(Dataset rows)
# # # # # # #

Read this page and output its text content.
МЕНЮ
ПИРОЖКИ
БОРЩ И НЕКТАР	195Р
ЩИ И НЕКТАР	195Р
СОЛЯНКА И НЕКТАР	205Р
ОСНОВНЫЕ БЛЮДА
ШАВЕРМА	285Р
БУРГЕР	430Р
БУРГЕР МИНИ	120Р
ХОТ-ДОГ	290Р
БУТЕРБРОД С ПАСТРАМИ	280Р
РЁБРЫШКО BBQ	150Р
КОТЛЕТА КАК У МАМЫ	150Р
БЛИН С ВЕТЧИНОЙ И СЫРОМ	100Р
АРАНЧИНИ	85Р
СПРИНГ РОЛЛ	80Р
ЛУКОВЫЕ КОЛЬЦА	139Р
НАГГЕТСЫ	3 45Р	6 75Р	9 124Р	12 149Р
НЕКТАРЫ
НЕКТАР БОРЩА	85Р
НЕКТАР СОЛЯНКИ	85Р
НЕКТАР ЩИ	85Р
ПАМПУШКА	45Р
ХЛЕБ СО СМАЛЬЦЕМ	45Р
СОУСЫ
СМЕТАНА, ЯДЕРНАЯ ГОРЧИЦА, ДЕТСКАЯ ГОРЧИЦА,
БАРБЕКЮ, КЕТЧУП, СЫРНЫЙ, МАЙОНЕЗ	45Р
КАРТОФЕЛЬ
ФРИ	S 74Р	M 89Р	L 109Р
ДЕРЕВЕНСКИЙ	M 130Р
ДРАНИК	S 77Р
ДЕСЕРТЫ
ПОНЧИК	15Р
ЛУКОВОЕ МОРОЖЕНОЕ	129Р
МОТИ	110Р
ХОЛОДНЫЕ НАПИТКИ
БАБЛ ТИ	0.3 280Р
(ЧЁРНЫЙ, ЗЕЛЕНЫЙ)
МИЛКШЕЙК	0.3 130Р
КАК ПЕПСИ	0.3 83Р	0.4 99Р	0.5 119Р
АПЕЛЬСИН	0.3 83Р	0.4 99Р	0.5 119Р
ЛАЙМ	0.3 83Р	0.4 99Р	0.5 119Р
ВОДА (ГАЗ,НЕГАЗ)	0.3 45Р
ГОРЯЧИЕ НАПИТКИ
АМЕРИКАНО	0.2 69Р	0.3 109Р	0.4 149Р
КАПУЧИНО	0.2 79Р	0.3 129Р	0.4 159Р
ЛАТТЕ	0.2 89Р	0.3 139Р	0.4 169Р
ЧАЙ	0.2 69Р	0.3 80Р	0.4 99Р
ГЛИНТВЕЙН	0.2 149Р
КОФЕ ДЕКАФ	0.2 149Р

# # # # # # #

• _WHAT IS ASKED_:
Make an exact copy of the data above.

• _FULL RESPONSE_:
Read this page and output its text content.
МЕНЮ
ПИРОЖКИ
БОРЩ И НЕКТАР	195Р
ЩИ И НЕКТАР	195Р
СОЛЯНКА И НЕКТАР	205Р
ОСНОВНЫЕ БЛЮДА
ШАВЕРМА	285Р
БУРГЕР	430Р
БУРГЕР МИНИ	120Р
ХОТ-ДОГ	290Р
БУТЕРБРОД С ПАСТРАМИ	280Р
РЁБРЫШКО BBQ	150Р
КОТЛЕТА КАК У МАМЫ	150Р
БЛИН С ВЕТЧИНОЙ И СЫРОМ	100Р
АРАНЧИНИ	85Р
СПРИНГ РОЛЛ	80Р
ЛУКОВЫЕ КОЛЬЦА	139Р
НАГГЕТСЫ	3 45Р	6 75Р	9 124Р	12 149Р
НЕКТАРЫ
НЕКТАР БОРЩА	85Р
НЕКТАР СОЛЯНКИ	85Р
НЕКТАР ЩИ	85Р
ПАМПУШКА	45Р
ХЛЕБ СО СМАЛЬЦЕМ	45Р
СОУСЫ
СМЕТАНА, ЯДЕРНАЯ ГОРЧИЦА, ДЕТСКАЯ ГОРЧИЦА,
БАРБЕКЮ, КЕТЧУП, СЫРНЫЙ, МАЙОНЕЗ	45Р
КАРТОФЕЛЬ
ФРИ	S 74Р	M 89Р	L 109Р
ДЕРЕВЕНСКИЙ	M 130Р
ДРАНИК	S 77Р
ДЕСЕРТЫ
ПОНЧИК	15Р
ЛУКОВОЕ МОРОЖЕНОЕ	129Р
МОТИ	110Р
ХОЛОДНЫЕ НАПИТКИ
БАБЛ ТИ	0.3 280Р
(ЧЁРНЫЙ, ЗЕЛЕНЫЙ)
МИЛКШЕЙК	0.3 130Р
КАК ПЕПСИ	0.3 83Р	0.4 99Р	0.5 119Р
АПЕЛЬСИН	0.3 83Р	0.4 99Р	0.5 119Р
ЛАЙМ	0.3 83Р	0.4 99Р	0.5 119Р
ВОДА (ГАЗ,НЕГАЗ)	0.3 45Р
ГОРЯЧИЕ НАПИТКИ
АМЕРИКАНО	0.2 69Р	0.3 109Р	0.4 149Р
КАПУЧИНО	0.2 79Р	0.3 129Р	0.4 159Р
ЛАТТЕ	0.2 89Р	0.3 139Р	0.4 169Р
ЧАЙ	0.2 69Р	0.3 80Р	0.4 99Р
ГЛИНТВЕЙН	0.2 149Р
КОФЕ ДЕКАФ	0.2 149Р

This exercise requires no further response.